## INPUT MATERIAL
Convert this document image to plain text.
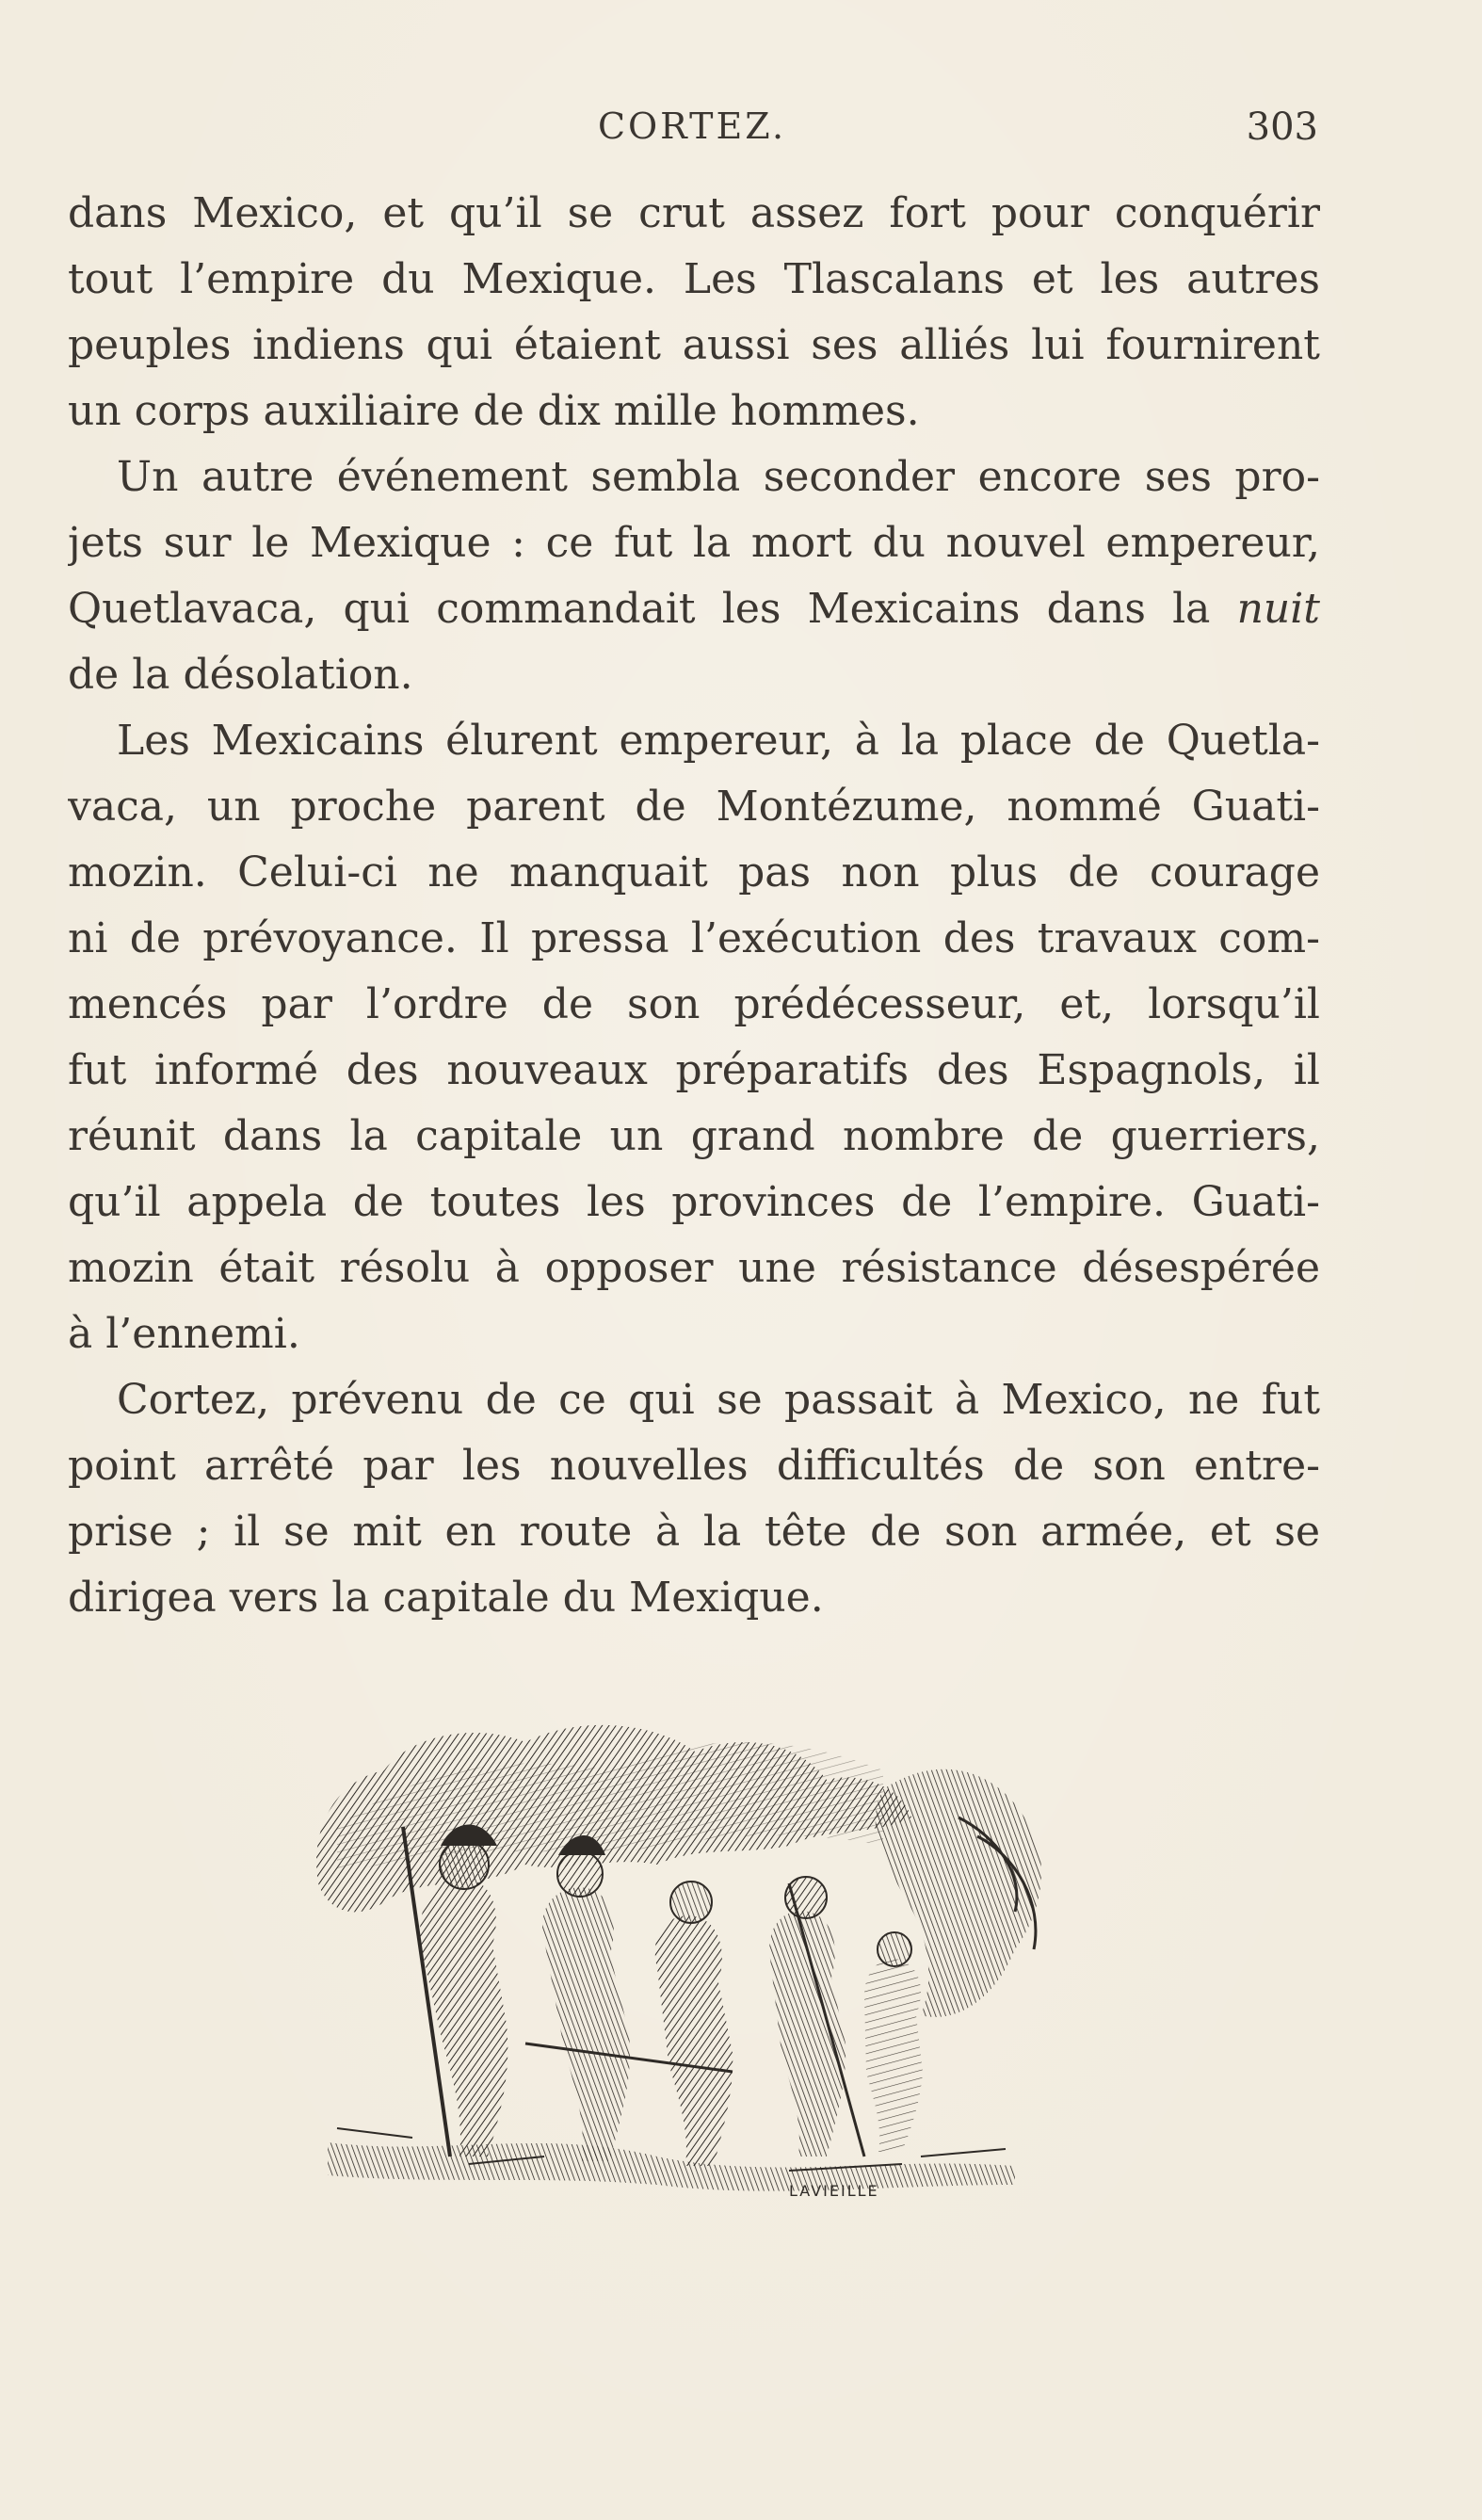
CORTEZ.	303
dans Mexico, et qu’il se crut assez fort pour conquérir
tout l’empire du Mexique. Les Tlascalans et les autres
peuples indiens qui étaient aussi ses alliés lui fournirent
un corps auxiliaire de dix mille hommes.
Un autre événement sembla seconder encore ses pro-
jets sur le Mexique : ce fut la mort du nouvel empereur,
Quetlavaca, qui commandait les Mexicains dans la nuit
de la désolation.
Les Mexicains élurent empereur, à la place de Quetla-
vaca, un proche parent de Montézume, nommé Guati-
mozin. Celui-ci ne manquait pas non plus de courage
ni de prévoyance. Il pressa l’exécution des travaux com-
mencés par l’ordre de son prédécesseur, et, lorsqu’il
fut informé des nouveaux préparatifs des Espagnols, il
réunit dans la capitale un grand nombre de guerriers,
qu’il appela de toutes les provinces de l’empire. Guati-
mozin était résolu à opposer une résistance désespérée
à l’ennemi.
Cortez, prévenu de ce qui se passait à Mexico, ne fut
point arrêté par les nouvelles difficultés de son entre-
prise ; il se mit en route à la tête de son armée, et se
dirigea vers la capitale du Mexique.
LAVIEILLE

* * *

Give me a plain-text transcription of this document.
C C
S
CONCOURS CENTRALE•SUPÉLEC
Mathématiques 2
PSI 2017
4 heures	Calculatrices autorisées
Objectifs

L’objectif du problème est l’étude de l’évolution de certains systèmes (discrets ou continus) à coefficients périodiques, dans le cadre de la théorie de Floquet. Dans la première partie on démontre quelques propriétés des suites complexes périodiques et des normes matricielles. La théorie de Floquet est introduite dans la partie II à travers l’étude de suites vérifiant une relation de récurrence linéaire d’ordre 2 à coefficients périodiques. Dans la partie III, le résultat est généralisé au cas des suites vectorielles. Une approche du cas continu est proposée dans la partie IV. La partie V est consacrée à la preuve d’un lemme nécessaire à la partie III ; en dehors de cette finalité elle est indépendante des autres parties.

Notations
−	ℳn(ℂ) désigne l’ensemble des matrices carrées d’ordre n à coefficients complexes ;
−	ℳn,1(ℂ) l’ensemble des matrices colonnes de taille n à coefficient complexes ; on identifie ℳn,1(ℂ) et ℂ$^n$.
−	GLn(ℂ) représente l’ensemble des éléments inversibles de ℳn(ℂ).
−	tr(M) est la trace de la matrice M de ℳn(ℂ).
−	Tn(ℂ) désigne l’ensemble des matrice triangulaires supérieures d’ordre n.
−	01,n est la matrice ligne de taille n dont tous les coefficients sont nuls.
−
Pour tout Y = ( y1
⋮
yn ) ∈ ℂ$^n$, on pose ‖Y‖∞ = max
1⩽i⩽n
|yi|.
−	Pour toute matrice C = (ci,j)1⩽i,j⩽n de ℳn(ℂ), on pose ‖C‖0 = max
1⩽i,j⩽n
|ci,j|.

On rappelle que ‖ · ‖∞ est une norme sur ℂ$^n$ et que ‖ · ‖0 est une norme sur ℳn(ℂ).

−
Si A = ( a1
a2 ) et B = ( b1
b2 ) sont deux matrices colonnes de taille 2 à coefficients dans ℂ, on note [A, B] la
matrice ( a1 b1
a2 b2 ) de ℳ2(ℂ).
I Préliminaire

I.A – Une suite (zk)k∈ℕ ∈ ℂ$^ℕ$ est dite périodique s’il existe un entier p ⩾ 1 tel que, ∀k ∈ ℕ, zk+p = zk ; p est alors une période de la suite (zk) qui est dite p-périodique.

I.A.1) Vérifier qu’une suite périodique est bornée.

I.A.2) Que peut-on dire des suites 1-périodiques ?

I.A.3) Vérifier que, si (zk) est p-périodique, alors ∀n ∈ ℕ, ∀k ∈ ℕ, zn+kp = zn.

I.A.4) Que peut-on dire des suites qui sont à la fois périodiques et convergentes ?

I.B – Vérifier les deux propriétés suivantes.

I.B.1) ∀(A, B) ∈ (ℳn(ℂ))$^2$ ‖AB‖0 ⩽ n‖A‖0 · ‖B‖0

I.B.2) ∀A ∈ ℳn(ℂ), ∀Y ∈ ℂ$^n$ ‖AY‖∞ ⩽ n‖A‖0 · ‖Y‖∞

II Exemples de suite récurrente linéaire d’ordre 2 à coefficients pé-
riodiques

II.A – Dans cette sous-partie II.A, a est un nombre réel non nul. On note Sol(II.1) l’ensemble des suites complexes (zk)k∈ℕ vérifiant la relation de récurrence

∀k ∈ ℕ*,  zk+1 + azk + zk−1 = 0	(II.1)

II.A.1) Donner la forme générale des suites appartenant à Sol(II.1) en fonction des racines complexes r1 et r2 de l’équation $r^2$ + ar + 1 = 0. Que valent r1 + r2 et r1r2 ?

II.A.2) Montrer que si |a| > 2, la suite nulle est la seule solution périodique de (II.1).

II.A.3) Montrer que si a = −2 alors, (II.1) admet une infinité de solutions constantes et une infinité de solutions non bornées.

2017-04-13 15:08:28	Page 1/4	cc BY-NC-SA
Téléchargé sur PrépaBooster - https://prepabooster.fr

## DESCRIPTION OF THE TASK
Going through the entries above, tally each line that has the word "coefficients". Answer with the number only.

## RESPONSE TO THE TASK
5